Exercise prompt: Output all entries verbatim. Skip pictures.

Supplied records:
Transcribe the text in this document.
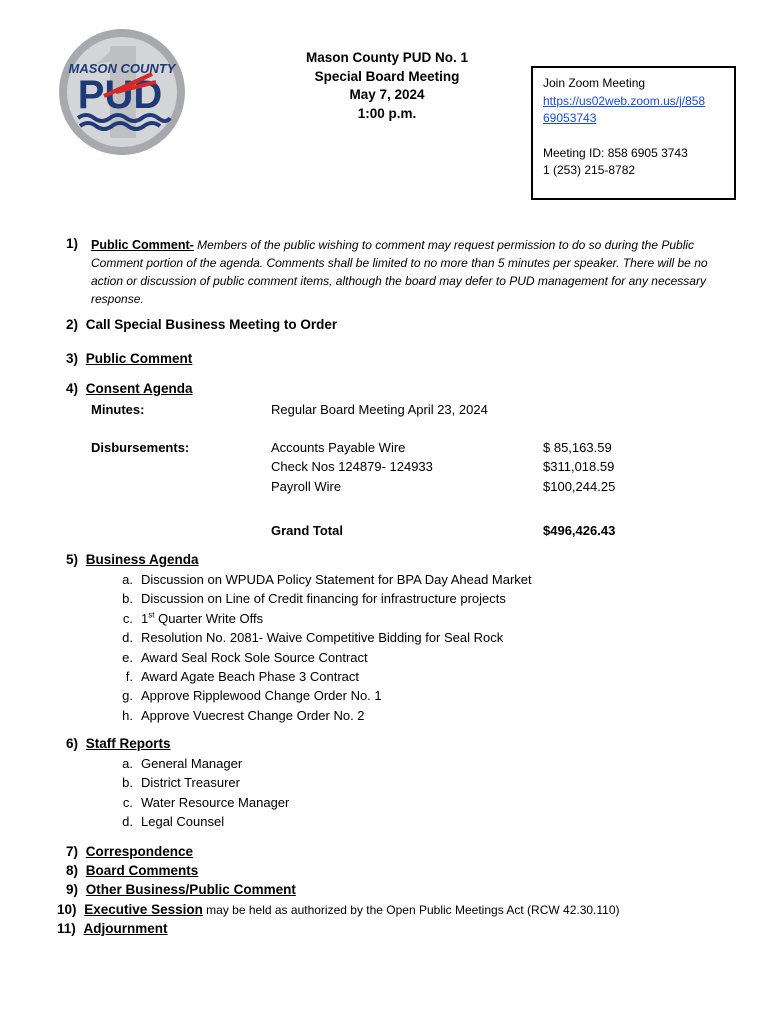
MASON COUNTY
PUD
Mason County PUD No. 1
Special Board Meeting
May 7, 2024
1:00 p.m.
Join Zoom Meeting
https://us02web.zoom.us/j/858
69053743
Meeting ID: 858 6905 3743
1 (253) 215-8782
1) Public Comment- Members of the public wishing to comment may request permission to do so during the Public Comment portion of the agenda. Comments shall be limited to no more than 5 minutes per speaker. There will be no action or discussion of public comment items, although the board may defer to PUD management for any necessary response.
2) Call Special Business Meeting to Order
3) Public Comment
4) Consent Agenda
Minutes:	Regular Board Meeting April 23, 2024
Disbursements:	Accounts Payable Wire	$ 85,163.59
Check Nos 124879- 124933	$311,018.59
Payroll Wire	$100,244.25
Grand Total	$496,426.43
5) Business Agenda
a. Discussion on WPUDA Policy Statement for BPA Day Ahead Market
b. Discussion on Line of Credit financing for infrastructure projects
c. 1st Quarter Write Offs
d. Resolution No. 2081- Waive Competitive Bidding for Seal Rock
e. Award Seal Rock Sole Source Contract
f. Award Agate Beach Phase 3 Contract
g. Approve Ripplewood Change Order No. 1
h. Approve Vuecrest Change Order No. 2
6) Staff Reports
a. General Manager
b. District Treasurer
c. Water Resource Manager
d. Legal Counsel
7) Correspondence
8) Board Comments
9) Other Business/Public Comment
10) Executive Session may be held as authorized by the Open Public Meetings Act (RCW 42.30.110)
11) Adjournment
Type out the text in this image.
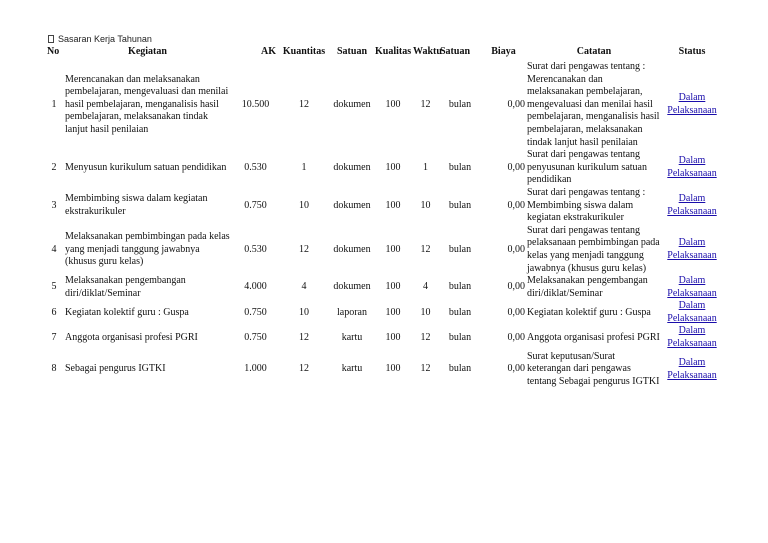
Sasaran Kerja Tahunan
No	Kegiatan	AK	Kuantitas	Satuan	Kualitas	Waktu	Satuan	Biaya	Catatan	Status
1	Merencanakan dan melaksanakan pembelajaran, mengevaluasi dan menilai hasil pembelajaran, menganalisis hasil pembelajaran, melaksanakan tindak lanjut hasil penilaian	10.500	12	dokumen	100	12	bulan	0,00	Surat dari pengawas tentang : Merencanakan dan melaksanakan pembelajaran, mengevaluasi dan menilai hasil pembelajaran, menganalisis hasil pembelajaran, melaksanakan tindak lanjut hasil penilaian	Dalam Pelaksanaan
2	Menyusun kurikulum satuan pendidikan	0.530	1	dokumen	100	1	bulan	0,00	Surat dari pengawas tentang penyusunan kurikulum satuan pendidikan	Dalam Pelaksanaan
3	Membimbing siswa dalam kegiatan ekstrakurikuler	0.750	10	dokumen	100	10	bulan	0,00	Surat dari pengawas tentang : Membimbing siswa dalam kegiatan ekstrakurikuler	Dalam Pelaksanaan
4	Melaksanakan pembimbingan pada kelas yang menjadi tanggung jawabnya (khusus guru kelas)	0.530	12	dokumen	100	12	bulan	0,00	Surat dari pengawas tentang pelaksanaan pembimbingan pada kelas yang menjadi tanggung jawabnya (khusus guru kelas)	Dalam Pelaksanaan
5	Melaksanakan pengembangan diri/diklat/Seminar	4.000	4	dokumen	100	4	bulan	0,00	Melaksanakan pengembangan diri/diklat/Seminar	Dalam Pelaksanaan
6	Kegiatan kolektif guru : Guspa	0.750	10	laporan	100	10	bulan	0,00	Kegiatan kolektif guru : Guspa	Dalam Pelaksanaan
7	Anggota organisasi profesi PGRI	0.750	12	kartu	100	12	bulan	0,00	Anggota organisasi profesi PGRI	Dalam Pelaksanaan
8	Sebagai pengurus IGTKI	1.000	12	kartu	100	12	bulan	0,00	Surat keputusan/Surat keterangan dari pengawas tentang Sebagai pengurus IGTKI	Dalam Pelaksanaan
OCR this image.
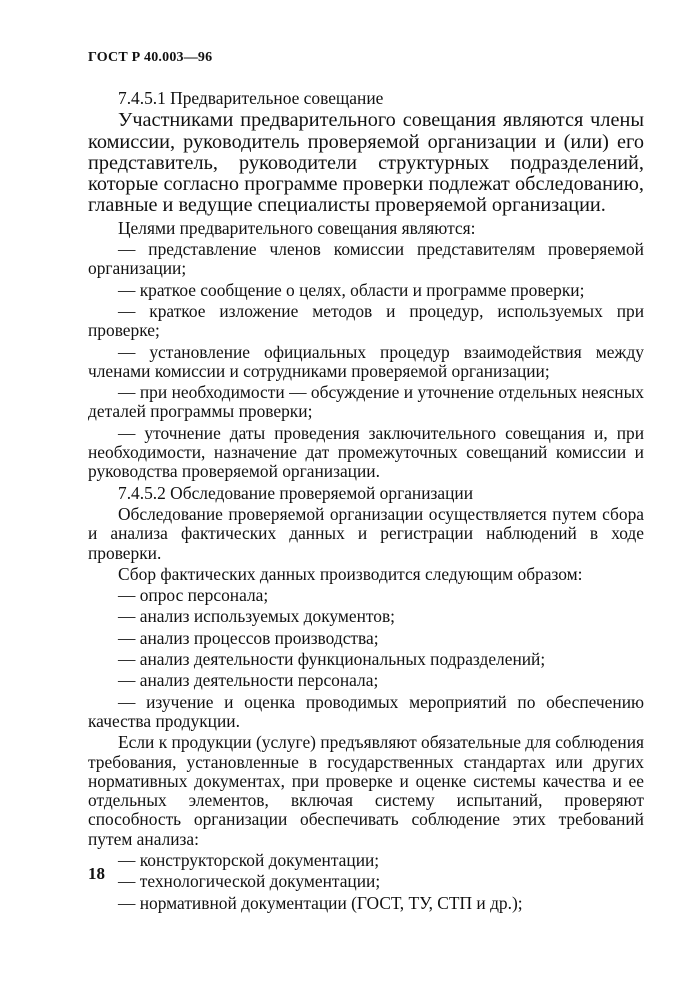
ГОСТ Р 40.003—96

7.4.5.1 Предварительное совещание

Участниками предварительного совещания являются члены комиссии, руководитель проверяемой организации и (или) его представитель, руководители структурных подразделений, которые согласно программе проверки подлежат обследованию, главные и ведущие специалисты проверяемой организации.

Целями предварительного совещания являются:

— представление членов комиссии представителям проверяемой организации;

— краткое сообщение о целях, области и программе проверки;

— краткое изложение методов и процедур, используемых при проверке;

— установление официальных процедур взаимодействия между членами комиссии и сотрудниками проверяемой организации;

— при необходимости — обсуждение и уточнение отдельных неясных деталей программы проверки;

— уточнение даты проведения заключительного совещания и, при необходимости, назначение дат промежуточных совещаний комиссии и руководства проверяемой организации.

7.4.5.2 Обследование проверяемой организации

Обследование проверяемой организации осуществляется путем сбора и анализа фактических данных и регистрации наблюдений в ходе проверки.

Сбор фактических данных производится следующим образом:

— опрос персонала;

— анализ используемых документов;

— анализ процессов производства;

— анализ деятельности функциональных подразделений;

— анализ деятельности персонала;

— изучение и оценка проводимых мероприятий по обеспечению качества продукции.

Если к продукции (услуге) предъявляют обязательные для соблюдения требования, установленные в государственных стандартах или других нормативных документах, при проверке и оценке системы качества и ее отдельных элементов, включая систему испытаний, проверяют способность организации обеспечивать соблюдение этих требований путем анализа:

— конструкторской документации;

— технологической документации;

— нормативной документации (ГОСТ, ТУ, СТП и др.);

18
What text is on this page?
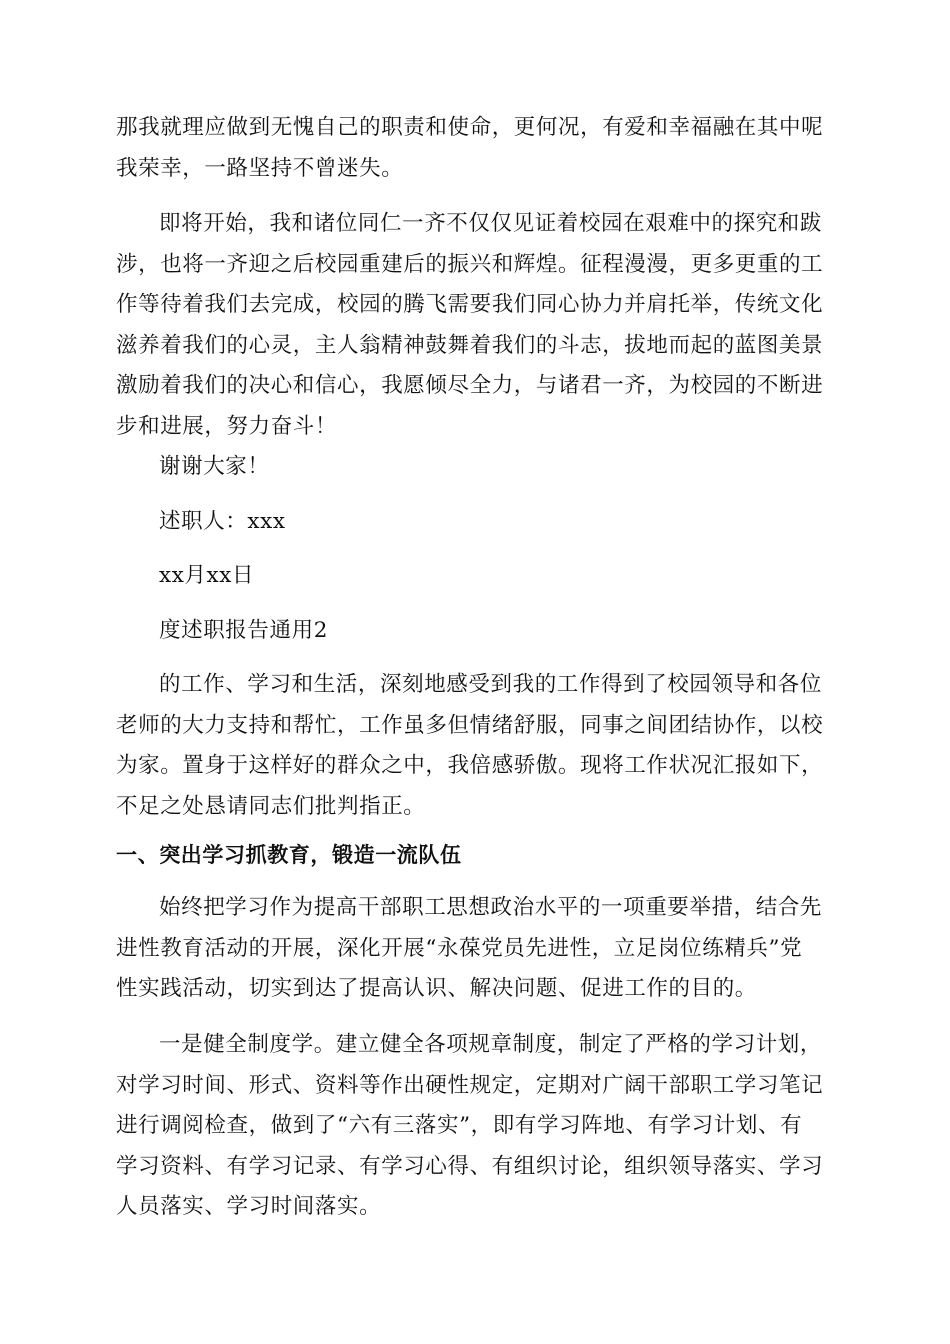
那我就理应做到无愧自己的职责和使命，更何况，有爱和幸福融在其中呢
我荣幸，一路坚持不曾迷失。

即将开始，我和诸位同仁一齐不仅仅见证着校园在艰难中的探究和跋
涉，也将一齐迎之后校园重建后的振兴和辉煌。征程漫漫，更多更重的工
作等待着我们去完成，校园的腾飞需要我们同心协力并肩托举，传统文化
滋养着我们的心灵，主人翁精神鼓舞着我们的斗志，拔地而起的蓝图美景
激励着我们的决心和信心，我愿倾尽全力，与诸君一齐，为校园的不断进
步和进展，努力奋斗！

谢谢大家！

述职人：xxx

xx月xx日

度述职报告通用2

的工作、学习和生活，深刻地感受到我的工作得到了校园领导和各位
老师的大力支持和帮忙，工作虽多但情绪舒服，同事之间团结协作，以校
为家。置身于这样好的群众之中，我倍感骄傲。现将工作状况汇报如下，
不足之处恳请同志们批判指正。

一、突出学习抓教育，锻造一流队伍

始终把学习作为提高干部职工思想政治水平的一项重要举措，结合先
进性教育活动的开展，深化开展“永葆党员先进性，立足岗位练精兵”党
性实践活动，切实到达了提高认识、解决问题、促进工作的目的。

一是健全制度学。建立健全各项规章制度，制定了严格的学习计划，
对学习时间、形式、资料等作出硬性规定，定期对广阔干部职工学习笔记
进行调阅检查，做到了“六有三落实”，即有学习阵地、有学习计划、有
学习资料、有学习记录、有学习心得、有组织讨论，组织领导落实、学习
人员落实、学习时间落实。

Response to the exercise:
Transcribe the text in this document.
MASON COUNTY
PUD
Mason County PUD No. 1
Special Board Meeting
May 7, 2024
1:00 p.m.
Join Zoom Meeting
https://us02web.zoom.us/j/858
69053743
Meeting ID: 858 6905 3743
1 (253) 215-8782
1) Public Comment- Members of the public wishing to comment may request permission to do so during the Public Comment portion of the agenda. Comments shall be limited to no more than 5 minutes per speaker. There will be no action or discussion of public comment items, although the board may defer to PUD management for any necessary response.
2) Call Special Business Meeting to Order
3) Public Comment
4) Consent Agenda
Minutes:	Regular Board Meeting April 23, 2024
Disbursements:	Accounts Payable Wire	$ 85,163.59
Check Nos 124879- 124933	$311,018.59
Payroll Wire	$100,244.25
Grand Total	$496,426.43
5) Business Agenda
a. Discussion on WPUDA Policy Statement for BPA Day Ahead Market
b. Discussion on Line of Credit financing for infrastructure projects
c. 1st Quarter Write Offs
d. Resolution No. 2081- Waive Competitive Bidding for Seal Rock
e. Award Seal Rock Sole Source Contract
f. Award Agate Beach Phase 3 Contract
g. Approve Ripplewood Change Order No. 1
h. Approve Vuecrest Change Order No. 2
6) Staff Reports
a. General Manager
b. District Treasurer
c. Water Resource Manager
d. Legal Counsel
7) Correspondence
8) Board Comments
9) Other Business/Public Comment
10) Executive Session may be held as authorized by the Open Public Meetings Act (RCW 42.30.110)
11) Adjournment
Type out the text in this image.
Sasaran Kerja Tahunan
No	Kegiatan	AK	Kuantitas	Satuan	Kualitas	Waktu	Satuan	Biaya	Catatan	Status
1	Merencanakan dan melaksanakan pembelajaran, mengevaluasi dan menilai hasil pembelajaran, menganalisis hasil pembelajaran, melaksanakan tindak lanjut hasil penilaian	10.500	12	dokumen	100	12	bulan	0,00	Surat dari pengawas tentang : Merencanakan dan melaksanakan pembelajaran, mengevaluasi dan menilai hasil pembelajaran, menganalisis hasil pembelajaran, melaksanakan tindak lanjut hasil penilaian	Dalam Pelaksanaan
2	Menyusun kurikulum satuan pendidikan	0.530	1	dokumen	100	1	bulan	0,00	Surat dari pengawas tentang penyusunan kurikulum satuan pendidikan	Dalam Pelaksanaan
3	Membimbing siswa dalam kegiatan ekstrakurikuler	0.750	10	dokumen	100	10	bulan	0,00	Surat dari pengawas tentang : Membimbing siswa dalam kegiatan ekstrakurikuler	Dalam Pelaksanaan
4	Melaksanakan pembimbingan pada kelas yang menjadi tanggung jawabnya (khusus guru kelas)	0.530	12	dokumen	100	12	bulan	0,00	Surat dari pengawas tentang pelaksanaan pembimbingan pada kelas yang menjadi tanggung jawabnya (khusus guru kelas)	Dalam Pelaksanaan
5	Melaksanakan pengembangan diri/diklat/Seminar	4.000	4	dokumen	100	4	bulan	0,00	Melaksanakan pengembangan diri/diklat/Seminar	Dalam Pelaksanaan
6	Kegiatan kolektif guru : Guspa	0.750	10	laporan	100	10	bulan	0,00	Kegiatan kolektif guru : Guspa	Dalam Pelaksanaan
7	Anggota organisasi profesi PGRI	0.750	12	kartu	100	12	bulan	0,00	Anggota organisasi profesi PGRI	Dalam Pelaksanaan
8	Sebagai pengurus IGTKI	1.000	12	kartu	100	12	bulan	0,00	Surat keputusan/Surat keterangan dari pengawas tentang Sebagai pengurus IGTKI	Dalam Pelaksanaan
OCR this image.
ГОСТ Р 40.003—96

7.4.5.1 Предварительное совещание

Участниками предварительного совещания являются члены комиссии, руководитель проверяемой организации и (или) его представитель, руководители структурных подразделений, которые согласно программе проверки подлежат обследованию, главные и ведущие специалисты проверяемой организации.

Целями предварительного совещания являются:

— представление членов комиссии представителям проверяемой организации;

— краткое сообщение о целях, области и программе проверки;

— краткое изложение методов и процедур, используемых при проверке;

— установление официальных процедур взаимодействия между членами комиссии и сотрудниками проверяемой организации;

— при необходимости — обсуждение и уточнение отдельных неясных деталей программы проверки;

— уточнение даты проведения заключительного совещания и, при необходимости, назначение дат промежуточных совещаний комиссии и руководства проверяемой организации.

7.4.5.2 Обследование проверяемой организации

Обследование проверяемой организации осуществляется путем сбора и анализа фактических данных и регистрации наблюдений в ходе проверки.

Сбор фактических данных производится следующим образом:

— опрос персонала;

— анализ используемых документов;

— анализ процессов производства;

— анализ деятельности функциональных подразделений;

— анализ деятельности персонала;

— изучение и оценка проводимых мероприятий по обеспечению качества продукции.

Если к продукции (услуге) предъявляют обязательные для соблюдения требования, установленные в государственных стандартах или других нормативных документах, при проверке и оценке системы качества и ее отдельных элементов, включая систему испытаний, проверяют способность организации обеспечивать соблюдение этих требований путем анализа:

— конструкторской документации;

— технологической документации;

— нормативной документации (ГОСТ, ТУ, СТП и др.);

18
What text is on this page?
那我就理应做到无愧自己的职责和使命，更何况，有爱和幸福融在其中呢
我荣幸，一路坚持不曾迷失。

即将开始，我和诸位同仁一齐不仅仅见证着校园在艰难中的探究和跋
涉，也将一齐迎之后校园重建后的振兴和辉煌。征程漫漫，更多更重的工
作等待着我们去完成，校园的腾飞需要我们同心协力并肩托举，传统文化
滋养着我们的心灵，主人翁精神鼓舞着我们的斗志，拔地而起的蓝图美景
激励着我们的决心和信心，我愿倾尽全力，与诸君一齐，为校园的不断进
步和进展，努力奋斗！

谢谢大家！

述职人：xxx

xx月xx日

度述职报告通用2

的工作、学习和生活，深刻地感受到我的工作得到了校园领导和各位
老师的大力支持和帮忙，工作虽多但情绪舒服，同事之间团结协作，以校
为家。置身于这样好的群众之中，我倍感骄傲。现将工作状况汇报如下，
不足之处恳请同志们批判指正。

一、突出学习抓教育，锻造一流队伍

始终把学习作为提高干部职工思想政治水平的一项重要举措，结合先
进性教育活动的开展，深化开展“永葆党员先进性，立足岗位练精兵”党
性实践活动，切实到达了提高认识、解决问题、促进工作的目的。

一是健全制度学。建立健全各项规章制度，制定了严格的学习计划，
对学习时间、形式、资料等作出硬性规定，定期对广阔干部职工学习笔记
进行调阅检查，做到了“六有三落实”，即有学习阵地、有学习计划、有
学习资料、有学习记录、有学习心得、有组织讨论，组织领导落实、学习
人员落实、学习时间落实。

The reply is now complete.